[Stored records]
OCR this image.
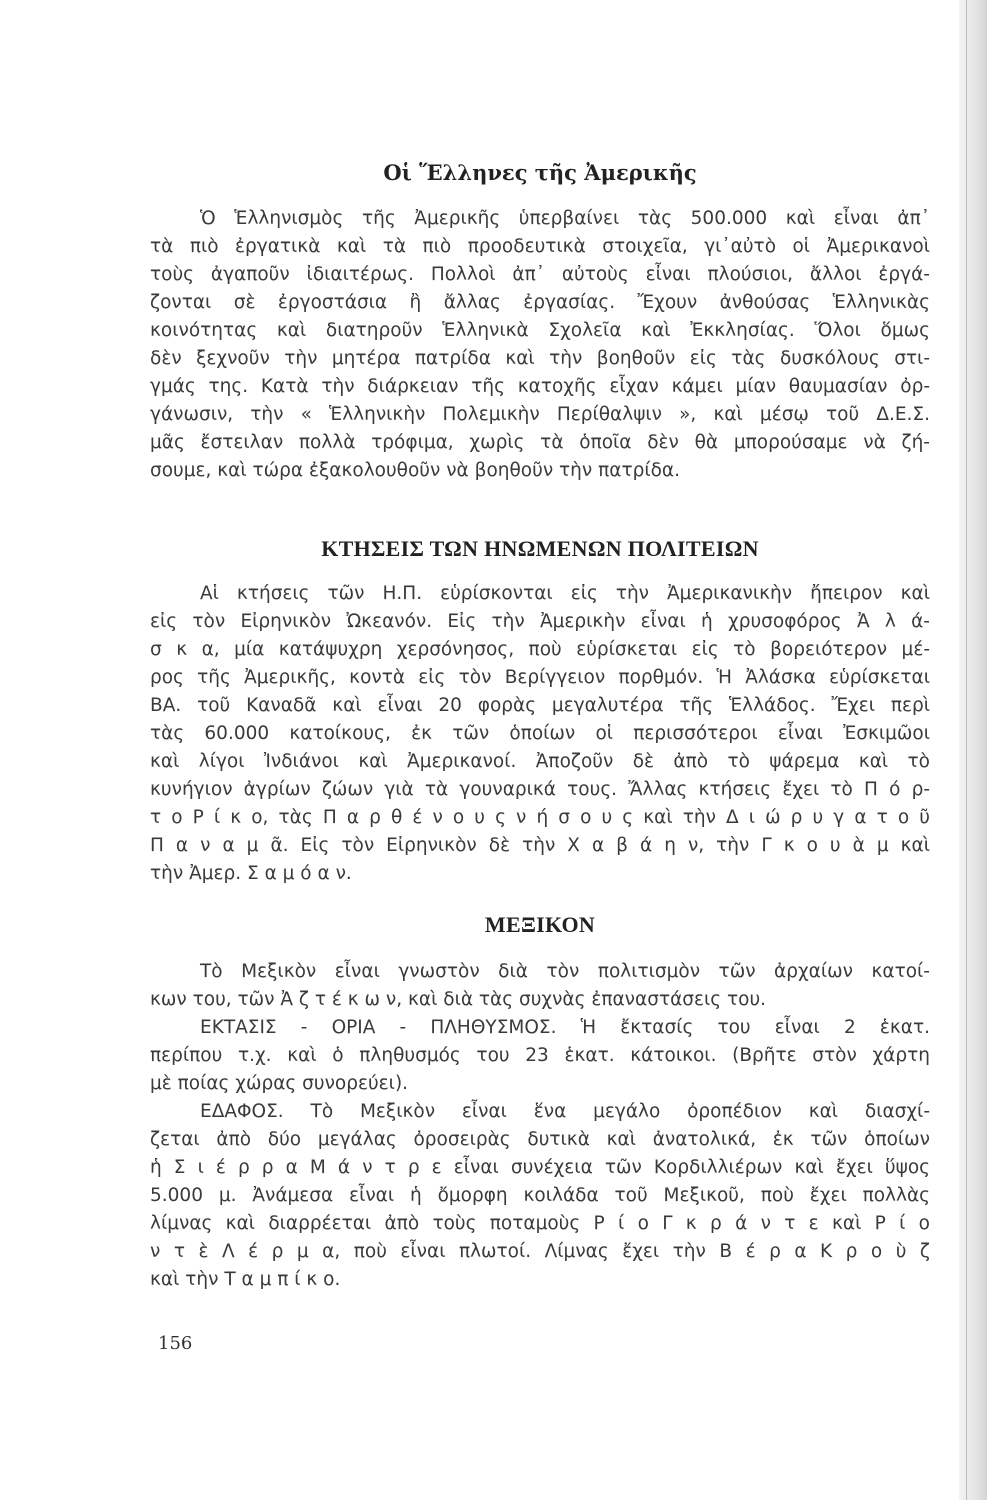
Οἱ Ἕλληνες τῆς Ἀμερικῆς
Ὁ Ἑλληνισμὸς τῆς Ἀμερικῆς ὑπερβαίνει τὰς 500.000 καὶ εἶναι ἀπ᾿
τὰ πιὸ ἐργατικὰ καὶ τὰ πιὸ προοδευτικὰ στοιχεῖα, γι᾿αὐτὸ οἱ Ἀμερικανοὶ
τοὺς ἀγαποῦν ἰδιαιτέρως. Πολλοὶ ἀπ᾿ αὐτοὺς εἶναι πλούσιοι, ἄλλοι ἐργά-
ζονται σὲ ἐργοστάσια ἢ ἄλλας ἐργασίας. Ἔχουν ἀνθούσας Ἑλληνικὰς
κοινότητας καὶ διατηροῦν Ἑλληνικὰ Σχολεῖα καὶ Ἐκκλησίας. Ὅλοι ὅμως
δὲν ξεχνοῦν τὴν μητέρα πατρίδα καὶ τὴν βοηθοῦν εἰς τὰς δυσκόλους στι-
γμάς της. Κατὰ τὴν διάρκειαν τῆς κατοχῆς εἶχαν κάμει μίαν θαυμασίαν ὀρ-
γάνωσιν, τὴν « Ἑλληνικὴν Πολεμικὴν Περίθαλψιν », καὶ μέσῳ τοῦ Δ.Ε.Σ.
μᾶς ἔστειλαν πολλὰ τρόφιμα, χωρὶς τὰ ὁποῖα δὲν θὰ μπορούσαμε νὰ ζή-
σουμε, καὶ τώρα ἐξακολουθοῦν νὰ βοηθοῦν τὴν πατρίδα.
ΚΤΗΣΕΙΣ ΤΩΝ ΗΝΩΜΕΝΩΝ ΠΟΛΙΤΕΙΩΝ
Αἱ κτήσεις τῶν Η.Π. εὑρίσκονται εἰς τὴν Ἀμερικανικὴν ἤπειρον καὶ
εἰς τὸν Εἰρηνικὸν Ὠκεανόν. Εἰς τὴν Ἀμερικὴν εἶναι ἡ χρυσοφόρος Ἀ λ ά-
σ κ α, μία κατάψυχρη χερσόνησος, ποὺ εὑρίσκεται εἰς τὸ βορειότερον μέ-
ρος τῆς Ἀμερικῆς, κοντὰ εἰς τὸν Βερίγγειον πορθμόν. Ἡ Ἀλάσκα εὑρίσκεται
ΒΑ. τοῦ Καναδᾶ καὶ εἶναι 20 φορὰς μεγαλυτέρα τῆς Ἑλλάδος. Ἔχει περὶ
τὰς 60.000 κατοίκους, ἐκ τῶν ὁποίων οἱ περισσότεροι εἶναι Ἐσκιμῶοι
καὶ λίγοι Ἰνδιάνοι καὶ Ἀμερικανοί. Ἀποζοῦν δὲ ἀπὸ τὸ ψάρεμα καὶ τὸ
κυνήγιον ἀγρίων ζώων γιὰ τὰ γουναρικά τους. Ἄλλας κτήσεις ἔχει τὸ Π ό ρ-
τ ο Ρ ί κ ο, τὰς Π α ρ θ έ ν ο υ ς ν ή σ ο υ ς καὶ τὴν Δ ι ώ ρ υ γ α τ ο ῦ
Π α ν α μ ᾶ. Εἰς τὸν Εἰρηνικὸν δὲ τὴν Χ α β ά η ν, τὴν Γ κ ο υ ὰ μ καὶ
τὴν Ἀμερ. Σ α μ ό α ν.
ΜΕΞΙΚΟΝ
Τὸ Μεξικὸν εἶναι γνωστὸν διὰ τὸν πολιτισμὸν τῶν ἀρχαίων κατοί-
κων του, τῶν Ἀ ζ τ έ κ ω ν, καὶ διὰ τὰς συχνὰς ἐπαναστάσεις του.
ΕΚΤΑΣΙΣ - ΟΡΙΑ - ΠΛΗΘΥΣΜΟΣ. Ἡ ἔκτασίς του εἶναι 2 ἑκατ.
περίπου τ.χ. καὶ ὁ πληθυσμός του 23 ἑκατ. κάτοικοι. (Βρῆτε στὸν χάρτη
μὲ ποίας χώρας συνορεύει).
ΕΔΑΦΟΣ. Τὸ Μεξικὸν εἶναι ἕνα μεγάλο ὀροπέδιον καὶ διασχί-
ζεται ἀπὸ δύο μεγάλας ὀροσειρὰς δυτικὰ καὶ ἀνατολικά, ἐκ τῶν ὁποίων
ἡ Σ ι έ ρ ρ α Μ ά ν τ ρ ε εἶναι συνέχεια τῶν Κορδιλλιέρων καὶ ἔχει ὕψος
5.000 μ. Ἀνάμεσα εἶναι ἡ ὄμορφη κοιλάδα τοῦ Μεξικοῦ, ποὺ ἔχει πολλὰς
λίμνας καὶ διαρρέεται ἀπὸ τοὺς ποταμοὺς Ρ ί ο Γ κ ρ ά ν τ ε καὶ Ρ ί ο
ν τ ὲ Λ έ ρ μ α, ποὺ εἶναι πλωτοί. Λίμνας ἔχει τὴν Β έ ρ α Κ ρ ο ὺ ζ
καὶ τὴν Τ α μ π ί κ ο.
156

_Exercise aim_
State how many lines above contain the string "Ἀμερικῆς", with no other words.

_Exercise solution_
3